To do: Copy each line of the data below exactly, leaving out pictures.

--- Start of Records supplied ---

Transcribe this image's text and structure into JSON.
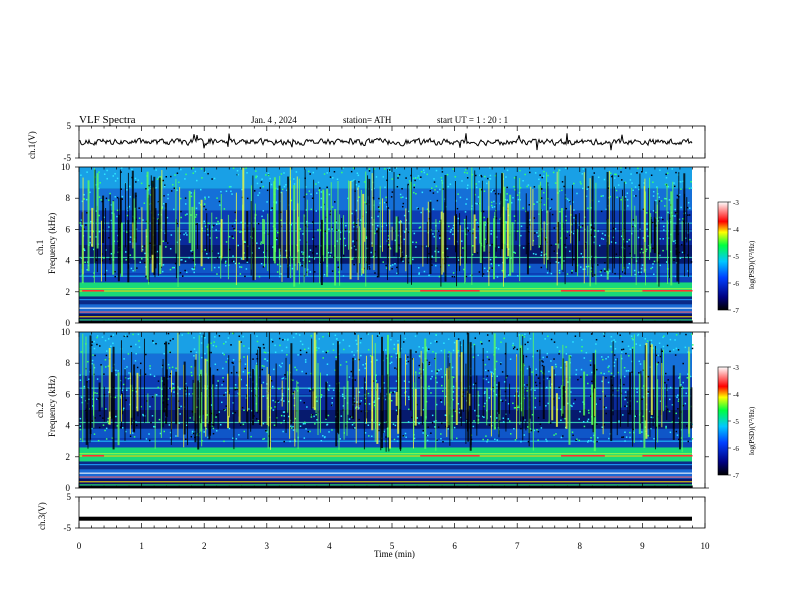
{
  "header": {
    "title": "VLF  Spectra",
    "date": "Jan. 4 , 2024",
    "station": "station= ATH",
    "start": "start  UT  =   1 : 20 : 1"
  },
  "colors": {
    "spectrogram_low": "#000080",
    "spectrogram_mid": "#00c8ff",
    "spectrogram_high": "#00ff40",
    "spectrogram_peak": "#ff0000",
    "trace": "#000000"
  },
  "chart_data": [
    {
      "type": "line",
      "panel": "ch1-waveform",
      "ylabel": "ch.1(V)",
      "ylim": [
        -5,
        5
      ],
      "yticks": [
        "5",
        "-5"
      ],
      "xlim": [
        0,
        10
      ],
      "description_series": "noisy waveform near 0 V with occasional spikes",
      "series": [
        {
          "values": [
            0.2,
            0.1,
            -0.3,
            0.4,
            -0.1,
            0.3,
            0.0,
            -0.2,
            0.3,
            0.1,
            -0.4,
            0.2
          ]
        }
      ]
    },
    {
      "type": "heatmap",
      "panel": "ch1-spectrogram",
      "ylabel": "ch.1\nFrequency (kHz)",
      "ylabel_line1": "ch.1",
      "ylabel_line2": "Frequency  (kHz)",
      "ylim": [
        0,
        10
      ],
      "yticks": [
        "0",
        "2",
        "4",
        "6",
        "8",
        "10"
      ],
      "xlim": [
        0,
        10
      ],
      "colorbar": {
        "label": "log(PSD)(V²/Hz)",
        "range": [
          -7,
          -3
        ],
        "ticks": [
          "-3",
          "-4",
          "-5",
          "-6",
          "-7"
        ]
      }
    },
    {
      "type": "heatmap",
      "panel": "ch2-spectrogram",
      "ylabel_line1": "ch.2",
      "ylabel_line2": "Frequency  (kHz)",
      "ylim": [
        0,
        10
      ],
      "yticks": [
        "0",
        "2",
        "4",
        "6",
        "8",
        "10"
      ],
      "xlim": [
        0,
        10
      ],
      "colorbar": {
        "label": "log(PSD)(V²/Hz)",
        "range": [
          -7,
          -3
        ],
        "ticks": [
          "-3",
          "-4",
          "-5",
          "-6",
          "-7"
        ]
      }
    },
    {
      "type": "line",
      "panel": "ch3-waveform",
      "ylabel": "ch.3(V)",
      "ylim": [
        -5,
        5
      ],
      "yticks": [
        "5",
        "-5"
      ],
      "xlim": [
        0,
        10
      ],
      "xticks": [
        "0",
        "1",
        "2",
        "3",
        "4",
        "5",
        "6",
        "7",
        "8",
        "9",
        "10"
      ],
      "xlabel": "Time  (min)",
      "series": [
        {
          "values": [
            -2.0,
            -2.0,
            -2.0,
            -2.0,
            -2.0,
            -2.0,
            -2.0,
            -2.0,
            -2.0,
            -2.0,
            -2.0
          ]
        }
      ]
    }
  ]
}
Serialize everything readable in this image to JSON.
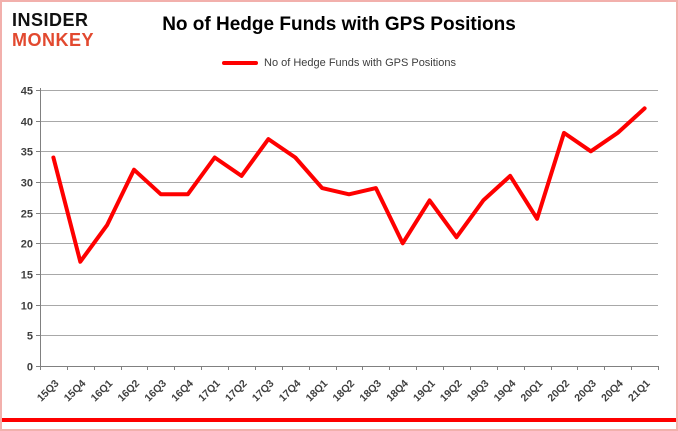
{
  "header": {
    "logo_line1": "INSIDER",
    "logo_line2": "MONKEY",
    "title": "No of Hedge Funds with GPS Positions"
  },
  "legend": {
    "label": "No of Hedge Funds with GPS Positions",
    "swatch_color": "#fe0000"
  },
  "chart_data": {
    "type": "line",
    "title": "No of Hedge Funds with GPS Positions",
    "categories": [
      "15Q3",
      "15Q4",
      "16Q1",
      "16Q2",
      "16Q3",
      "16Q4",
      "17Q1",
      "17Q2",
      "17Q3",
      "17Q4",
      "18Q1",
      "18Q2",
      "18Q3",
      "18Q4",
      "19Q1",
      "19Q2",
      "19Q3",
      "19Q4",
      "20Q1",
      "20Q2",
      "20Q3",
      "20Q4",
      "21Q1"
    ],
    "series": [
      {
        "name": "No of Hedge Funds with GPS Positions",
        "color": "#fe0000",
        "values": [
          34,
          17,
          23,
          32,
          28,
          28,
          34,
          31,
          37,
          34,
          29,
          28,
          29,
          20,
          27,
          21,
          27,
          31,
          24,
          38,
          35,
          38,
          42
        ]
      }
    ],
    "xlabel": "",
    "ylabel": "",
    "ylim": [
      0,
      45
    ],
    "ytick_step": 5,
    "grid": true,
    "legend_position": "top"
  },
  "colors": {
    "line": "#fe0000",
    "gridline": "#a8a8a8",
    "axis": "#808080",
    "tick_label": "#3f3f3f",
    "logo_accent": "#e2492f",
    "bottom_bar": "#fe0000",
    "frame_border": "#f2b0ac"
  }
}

--- End of Records supplied ---

Result for this exercise:
Transcribe this image's text and structure into JSON.
{
  "header": {
    "title": "VLF  Spectra",
    "date": "Jan. 4 , 2024",
    "station": "station= ATH",
    "start": "start  UT  =   1 : 20 : 1"
  },
  "colors": {
    "spectrogram_low": "#000080",
    "spectrogram_mid": "#00c8ff",
    "spectrogram_high": "#00ff40",
    "spectrogram_peak": "#ff0000",
    "trace": "#000000"
  },
  "chart_data": [
    {
      "type": "line",
      "panel": "ch1-waveform",
      "ylabel": "ch.1(V)",
      "ylim": [
        -5,
        5
      ],
      "yticks": [
        "5",
        "-5"
      ],
      "xlim": [
        0,
        10
      ],
      "description_series": "noisy waveform near 0 V with occasional spikes",
      "series": [
        {
          "values": [
            0.2,
            0.1,
            -0.3,
            0.4,
            -0.1,
            0.3,
            0.0,
            -0.2,
            0.3,
            0.1,
            -0.4,
            0.2
          ]
        }
      ]
    },
    {
      "type": "heatmap",
      "panel": "ch1-spectrogram",
      "ylabel": "ch.1\nFrequency (kHz)",
      "ylabel_line1": "ch.1",
      "ylabel_line2": "Frequency  (kHz)",
      "ylim": [
        0,
        10
      ],
      "yticks": [
        "0",
        "2",
        "4",
        "6",
        "8",
        "10"
      ],
      "xlim": [
        0,
        10
      ],
      "colorbar": {
        "label": "log(PSD)(V²/Hz)",
        "range": [
          -7,
          -3
        ],
        "ticks": [
          "-3",
          "-4",
          "-5",
          "-6",
          "-7"
        ]
      }
    },
    {
      "type": "heatmap",
      "panel": "ch2-spectrogram",
      "ylabel_line1": "ch.2",
      "ylabel_line2": "Frequency  (kHz)",
      "ylim": [
        0,
        10
      ],
      "yticks": [
        "0",
        "2",
        "4",
        "6",
        "8",
        "10"
      ],
      "xlim": [
        0,
        10
      ],
      "colorbar": {
        "label": "log(PSD)(V²/Hz)",
        "range": [
          -7,
          -3
        ],
        "ticks": [
          "-3",
          "-4",
          "-5",
          "-6",
          "-7"
        ]
      }
    },
    {
      "type": "line",
      "panel": "ch3-waveform",
      "ylabel": "ch.3(V)",
      "ylim": [
        -5,
        5
      ],
      "yticks": [
        "5",
        "-5"
      ],
      "xlim": [
        0,
        10
      ],
      "xticks": [
        "0",
        "1",
        "2",
        "3",
        "4",
        "5",
        "6",
        "7",
        "8",
        "9",
        "10"
      ],
      "xlabel": "Time  (min)",
      "series": [
        {
          "values": [
            -2.0,
            -2.0,
            -2.0,
            -2.0,
            -2.0,
            -2.0,
            -2.0,
            -2.0,
            -2.0,
            -2.0,
            -2.0
          ]
        }
      ]
    }
  ]
}
Serialize everything readable in this image to JSON.
{
  "header": {
    "logo_line1": "INSIDER",
    "logo_line2": "MONKEY",
    "title": "No of Hedge Funds with GPS Positions"
  },
  "legend": {
    "label": "No of Hedge Funds with GPS Positions",
    "swatch_color": "#fe0000"
  },
  "chart_data": {
    "type": "line",
    "title": "No of Hedge Funds with GPS Positions",
    "categories": [
      "15Q3",
      "15Q4",
      "16Q1",
      "16Q2",
      "16Q3",
      "16Q4",
      "17Q1",
      "17Q2",
      "17Q3",
      "17Q4",
      "18Q1",
      "18Q2",
      "18Q3",
      "18Q4",
      "19Q1",
      "19Q2",
      "19Q3",
      "19Q4",
      "20Q1",
      "20Q2",
      "20Q3",
      "20Q4",
      "21Q1"
    ],
    "series": [
      {
        "name": "No of Hedge Funds with GPS Positions",
        "color": "#fe0000",
        "values": [
          34,
          17,
          23,
          32,
          28,
          28,
          34,
          31,
          37,
          34,
          29,
          28,
          29,
          20,
          27,
          21,
          27,
          31,
          24,
          38,
          35,
          38,
          42
        ]
      }
    ],
    "xlabel": "",
    "ylabel": "",
    "ylim": [
      0,
      45
    ],
    "ytick_step": 5,
    "grid": true,
    "legend_position": "top"
  },
  "colors": {
    "line": "#fe0000",
    "gridline": "#a8a8a8",
    "axis": "#808080",
    "tick_label": "#3f3f3f",
    "logo_accent": "#e2492f",
    "bottom_bar": "#fe0000",
    "frame_border": "#f2b0ac"
  }
}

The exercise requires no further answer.